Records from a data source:
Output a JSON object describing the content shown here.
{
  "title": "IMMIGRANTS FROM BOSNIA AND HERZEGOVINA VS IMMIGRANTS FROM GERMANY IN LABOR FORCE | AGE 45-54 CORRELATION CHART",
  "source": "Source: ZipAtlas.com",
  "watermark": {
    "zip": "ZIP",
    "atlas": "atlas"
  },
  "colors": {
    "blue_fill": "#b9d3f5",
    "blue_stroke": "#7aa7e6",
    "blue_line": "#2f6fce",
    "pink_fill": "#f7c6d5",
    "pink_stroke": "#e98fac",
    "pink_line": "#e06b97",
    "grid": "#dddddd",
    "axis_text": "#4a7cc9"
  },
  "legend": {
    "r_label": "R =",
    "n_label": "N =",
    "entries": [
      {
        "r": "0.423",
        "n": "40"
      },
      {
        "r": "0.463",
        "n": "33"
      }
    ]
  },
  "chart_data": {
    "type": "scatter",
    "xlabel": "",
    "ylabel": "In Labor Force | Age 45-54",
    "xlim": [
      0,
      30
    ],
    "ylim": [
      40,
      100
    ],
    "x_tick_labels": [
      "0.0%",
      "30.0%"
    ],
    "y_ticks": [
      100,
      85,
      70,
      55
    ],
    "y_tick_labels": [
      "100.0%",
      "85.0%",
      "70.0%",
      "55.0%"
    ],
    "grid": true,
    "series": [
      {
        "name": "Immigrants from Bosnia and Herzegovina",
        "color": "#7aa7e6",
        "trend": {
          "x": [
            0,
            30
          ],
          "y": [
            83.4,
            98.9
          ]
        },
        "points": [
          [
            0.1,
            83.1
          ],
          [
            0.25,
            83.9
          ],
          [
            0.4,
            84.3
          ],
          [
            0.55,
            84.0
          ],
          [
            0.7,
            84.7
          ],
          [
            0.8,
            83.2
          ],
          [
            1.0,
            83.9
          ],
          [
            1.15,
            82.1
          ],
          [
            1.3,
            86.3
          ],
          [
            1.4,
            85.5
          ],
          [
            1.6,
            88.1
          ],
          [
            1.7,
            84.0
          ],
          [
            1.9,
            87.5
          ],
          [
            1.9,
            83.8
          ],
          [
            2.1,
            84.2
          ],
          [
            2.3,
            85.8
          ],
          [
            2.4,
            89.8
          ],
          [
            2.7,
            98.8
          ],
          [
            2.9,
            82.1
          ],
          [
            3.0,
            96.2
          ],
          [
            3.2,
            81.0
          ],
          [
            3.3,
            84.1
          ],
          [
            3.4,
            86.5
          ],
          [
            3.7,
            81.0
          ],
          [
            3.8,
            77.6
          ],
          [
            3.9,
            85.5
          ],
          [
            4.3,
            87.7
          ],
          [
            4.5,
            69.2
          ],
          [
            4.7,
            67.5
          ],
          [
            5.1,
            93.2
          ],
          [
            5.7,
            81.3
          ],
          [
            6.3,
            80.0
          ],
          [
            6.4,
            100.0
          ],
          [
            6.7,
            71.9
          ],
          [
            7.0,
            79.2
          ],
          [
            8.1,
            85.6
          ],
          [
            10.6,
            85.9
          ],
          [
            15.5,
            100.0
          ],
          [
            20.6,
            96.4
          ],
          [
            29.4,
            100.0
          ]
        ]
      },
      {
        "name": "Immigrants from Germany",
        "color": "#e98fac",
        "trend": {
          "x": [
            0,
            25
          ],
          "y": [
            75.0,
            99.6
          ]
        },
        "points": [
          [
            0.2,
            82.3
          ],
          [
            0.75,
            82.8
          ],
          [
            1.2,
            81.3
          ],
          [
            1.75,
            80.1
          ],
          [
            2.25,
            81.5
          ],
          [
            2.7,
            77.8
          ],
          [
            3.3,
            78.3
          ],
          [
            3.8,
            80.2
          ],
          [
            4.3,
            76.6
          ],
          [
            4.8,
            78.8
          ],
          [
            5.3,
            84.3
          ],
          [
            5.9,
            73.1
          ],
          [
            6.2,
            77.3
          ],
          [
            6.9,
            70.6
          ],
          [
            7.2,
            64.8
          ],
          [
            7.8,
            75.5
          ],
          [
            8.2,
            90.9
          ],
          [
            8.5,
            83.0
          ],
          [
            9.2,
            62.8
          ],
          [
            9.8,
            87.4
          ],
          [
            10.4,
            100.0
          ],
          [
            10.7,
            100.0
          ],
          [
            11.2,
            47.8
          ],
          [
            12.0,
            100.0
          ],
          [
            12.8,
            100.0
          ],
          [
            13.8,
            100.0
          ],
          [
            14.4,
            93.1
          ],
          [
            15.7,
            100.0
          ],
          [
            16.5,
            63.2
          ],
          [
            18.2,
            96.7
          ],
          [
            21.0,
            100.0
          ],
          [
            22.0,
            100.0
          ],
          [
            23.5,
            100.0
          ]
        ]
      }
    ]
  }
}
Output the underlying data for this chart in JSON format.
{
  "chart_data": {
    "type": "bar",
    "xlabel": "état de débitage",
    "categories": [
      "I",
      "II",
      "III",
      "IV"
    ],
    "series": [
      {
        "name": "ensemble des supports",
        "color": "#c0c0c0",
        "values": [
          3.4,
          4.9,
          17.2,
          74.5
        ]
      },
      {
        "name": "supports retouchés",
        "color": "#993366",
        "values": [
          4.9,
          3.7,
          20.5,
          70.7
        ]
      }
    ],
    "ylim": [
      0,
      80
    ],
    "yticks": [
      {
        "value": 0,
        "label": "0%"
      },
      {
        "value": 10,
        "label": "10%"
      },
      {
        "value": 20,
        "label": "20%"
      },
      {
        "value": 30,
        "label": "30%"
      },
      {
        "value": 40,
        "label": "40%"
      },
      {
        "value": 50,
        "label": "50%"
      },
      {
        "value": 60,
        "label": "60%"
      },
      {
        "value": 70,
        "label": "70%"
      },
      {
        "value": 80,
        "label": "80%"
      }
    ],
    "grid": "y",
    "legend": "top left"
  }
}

> STATED GOAL:
From the first line to the last, retype the data exactly.

> TASK SOLUTION:
Output a JSON object describing the content shown here.
{
  "title": "IMMIGRANTS FROM BOSNIA AND HERZEGOVINA VS IMMIGRANTS FROM GERMANY IN LABOR FORCE | AGE 45-54 CORRELATION CHART",
  "source": "Source: ZipAtlas.com",
  "watermark": {
    "zip": "ZIP",
    "atlas": "atlas"
  },
  "colors": {
    "blue_fill": "#b9d3f5",
    "blue_stroke": "#7aa7e6",
    "blue_line": "#2f6fce",
    "pink_fill": "#f7c6d5",
    "pink_stroke": "#e98fac",
    "pink_line": "#e06b97",
    "grid": "#dddddd",
    "axis_text": "#4a7cc9"
  },
  "legend": {
    "r_label": "R =",
    "n_label": "N =",
    "entries": [
      {
        "r": "0.423",
        "n": "40"
      },
      {
        "r": "0.463",
        "n": "33"
      }
    ]
  },
  "chart_data": {
    "type": "scatter",
    "xlabel": "",
    "ylabel": "In Labor Force | Age 45-54",
    "xlim": [
      0,
      30
    ],
    "ylim": [
      40,
      100
    ],
    "x_tick_labels": [
      "0.0%",
      "30.0%"
    ],
    "y_ticks": [
      100,
      85,
      70,
      55
    ],
    "y_tick_labels": [
      "100.0%",
      "85.0%",
      "70.0%",
      "55.0%"
    ],
    "grid": true,
    "series": [
      {
        "name": "Immigrants from Bosnia and Herzegovina",
        "color": "#7aa7e6",
        "trend": {
          "x": [
            0,
            30
          ],
          "y": [
            83.4,
            98.9
          ]
        },
        "points": [
          [
            0.1,
            83.1
          ],
          [
            0.25,
            83.9
          ],
          [
            0.4,
            84.3
          ],
          [
            0.55,
            84.0
          ],
          [
            0.7,
            84.7
          ],
          [
            0.8,
            83.2
          ],
          [
            1.0,
            83.9
          ],
          [
            1.15,
            82.1
          ],
          [
            1.3,
            86.3
          ],
          [
            1.4,
            85.5
          ],
          [
            1.6,
            88.1
          ],
          [
            1.7,
            84.0
          ],
          [
            1.9,
            87.5
          ],
          [
            1.9,
            83.8
          ],
          [
            2.1,
            84.2
          ],
          [
            2.3,
            85.8
          ],
          [
            2.4,
            89.8
          ],
          [
            2.7,
            98.8
          ],
          [
            2.9,
            82.1
          ],
          [
            3.0,
            96.2
          ],
          [
            3.2,
            81.0
          ],
          [
            3.3,
            84.1
          ],
          [
            3.4,
            86.5
          ],
          [
            3.7,
            81.0
          ],
          [
            3.8,
            77.6
          ],
          [
            3.9,
            85.5
          ],
          [
            4.3,
            87.7
          ],
          [
            4.5,
            69.2
          ],
          [
            4.7,
            67.5
          ],
          [
            5.1,
            93.2
          ],
          [
            5.7,
            81.3
          ],
          [
            6.3,
            80.0
          ],
          [
            6.4,
            100.0
          ],
          [
            6.7,
            71.9
          ],
          [
            7.0,
            79.2
          ],
          [
            8.1,
            85.6
          ],
          [
            10.6,
            85.9
          ],
          [
            15.5,
            100.0
          ],
          [
            20.6,
            96.4
          ],
          [
            29.4,
            100.0
          ]
        ]
      },
      {
        "name": "Immigrants from Germany",
        "color": "#e98fac",
        "trend": {
          "x": [
            0,
            25
          ],
          "y": [
            75.0,
            99.6
          ]
        },
        "points": [
          [
            0.2,
            82.3
          ],
          [
            0.75,
            82.8
          ],
          [
            1.2,
            81.3
          ],
          [
            1.75,
            80.1
          ],
          [
            2.25,
            81.5
          ],
          [
            2.7,
            77.8
          ],
          [
            3.3,
            78.3
          ],
          [
            3.8,
            80.2
          ],
          [
            4.3,
            76.6
          ],
          [
            4.8,
            78.8
          ],
          [
            5.3,
            84.3
          ],
          [
            5.9,
            73.1
          ],
          [
            6.2,
            77.3
          ],
          [
            6.9,
            70.6
          ],
          [
            7.2,
            64.8
          ],
          [
            7.8,
            75.5
          ],
          [
            8.2,
            90.9
          ],
          [
            8.5,
            83.0
          ],
          [
            9.2,
            62.8
          ],
          [
            9.8,
            87.4
          ],
          [
            10.4,
            100.0
          ],
          [
            10.7,
            100.0
          ],
          [
            11.2,
            47.8
          ],
          [
            12.0,
            100.0
          ],
          [
            12.8,
            100.0
          ],
          [
            13.8,
            100.0
          ],
          [
            14.4,
            93.1
          ],
          [
            15.7,
            100.0
          ],
          [
            16.5,
            63.2
          ],
          [
            18.2,
            96.7
          ],
          [
            21.0,
            100.0
          ],
          [
            22.0,
            100.0
          ],
          [
            23.5,
            100.0
          ]
        ]
      }
    ]
  }
}
Output the underlying data for this chart in JSON format.
{
  "chart_data": {
    "type": "bar",
    "xlabel": "état de débitage",
    "categories": [
      "I",
      "II",
      "III",
      "IV"
    ],
    "series": [
      {
        "name": "ensemble des supports",
        "color": "#c0c0c0",
        "values": [
          3.4,
          4.9,
          17.2,
          74.5
        ]
      },
      {
        "name": "supports retouchés",
        "color": "#993366",
        "values": [
          4.9,
          3.7,
          20.5,
          70.7
        ]
      }
    ],
    "ylim": [
      0,
      80
    ],
    "yticks": [
      {
        "value": 0,
        "label": "0%"
      },
      {
        "value": 10,
        "label": "10%"
      },
      {
        "value": 20,
        "label": "20%"
      },
      {
        "value": 30,
        "label": "30%"
      },
      {
        "value": 40,
        "label": "40%"
      },
      {
        "value": 50,
        "label": "50%"
      },
      {
        "value": 60,
        "label": "60%"
      },
      {
        "value": 70,
        "label": "70%"
      },
      {
        "value": 80,
        "label": "80%"
      }
    ],
    "grid": "y",
    "legend": "top left"
  }
}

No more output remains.